=== Problem ===
The records below hold pictures; please leave those out and retype the rest exactly.

=== Listed entries ===
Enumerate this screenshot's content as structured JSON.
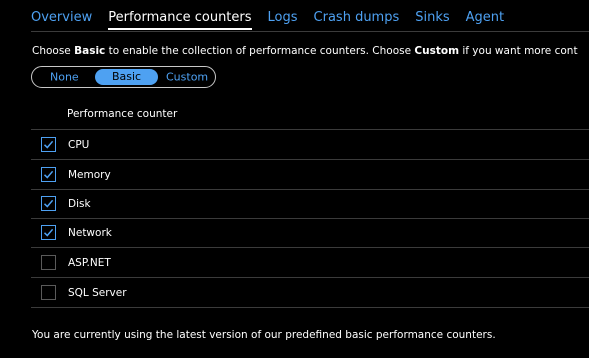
{
  "tabs": [
    {
      "label": "Overview",
      "active": false
    },
    {
      "label": "Performance counters",
      "active": true
    },
    {
      "label": "Logs",
      "active": false
    },
    {
      "label": "Crash dumps",
      "active": false
    },
    {
      "label": "Sinks",
      "active": false
    },
    {
      "label": "Agent",
      "active": false
    }
  ],
  "description": {
    "part1": "Choose ",
    "bold1": "Basic",
    "part2": " to enable the collection of performance counters. Choose ",
    "bold2": "Custom",
    "part3": " if you want more cont"
  },
  "mode_toggle": {
    "options": [
      "None",
      "Basic",
      "Custom"
    ],
    "selected": "Basic"
  },
  "table": {
    "header": "Performance counter",
    "rows": [
      {
        "label": "CPU",
        "checked": true
      },
      {
        "label": "Memory",
        "checked": true
      },
      {
        "label": "Disk",
        "checked": true
      },
      {
        "label": "Network",
        "checked": true
      },
      {
        "label": "ASP.NET",
        "checked": false
      },
      {
        "label": "SQL Server",
        "checked": false
      }
    ]
  },
  "note": "You are currently using the latest version of our predefined basic performance counters.",
  "colors": {
    "accent": "#4ea1f2",
    "background": "#000000",
    "divider": "#3b3b3b"
  },
  "icons": {
    "checkbox_checked": "checkmark-icon"
  }
}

=== Task answer ===
Enumerate this screenshot's content as structured JSON.
{
  "tabs": [
    {
      "label": "Overview",
      "active": false
    },
    {
      "label": "Performance counters",
      "active": true
    },
    {
      "label": "Logs",
      "active": false
    },
    {
      "label": "Crash dumps",
      "active": false
    },
    {
      "label": "Sinks",
      "active": false
    },
    {
      "label": "Agent",
      "active": false
    }
  ],
  "description": {
    "part1": "Choose ",
    "bold1": "Basic",
    "part2": " to enable the collection of performance counters. Choose ",
    "bold2": "Custom",
    "part3": " if you want more cont"
  },
  "mode_toggle": {
    "options": [
      "None",
      "Basic",
      "Custom"
    ],
    "selected": "Basic"
  },
  "table": {
    "header": "Performance counter",
    "rows": [
      {
        "label": "CPU",
        "checked": true
      },
      {
        "label": "Memory",
        "checked": true
      },
      {
        "label": "Disk",
        "checked": true
      },
      {
        "label": "Network",
        "checked": true
      },
      {
        "label": "ASP.NET",
        "checked": false
      },
      {
        "label": "SQL Server",
        "checked": false
      }
    ]
  },
  "note": "You are currently using the latest version of our predefined basic performance counters.",
  "colors": {
    "accent": "#4ea1f2",
    "background": "#000000",
    "divider": "#3b3b3b"
  },
  "icons": {
    "checkbox_checked": "checkmark-icon"
  }
}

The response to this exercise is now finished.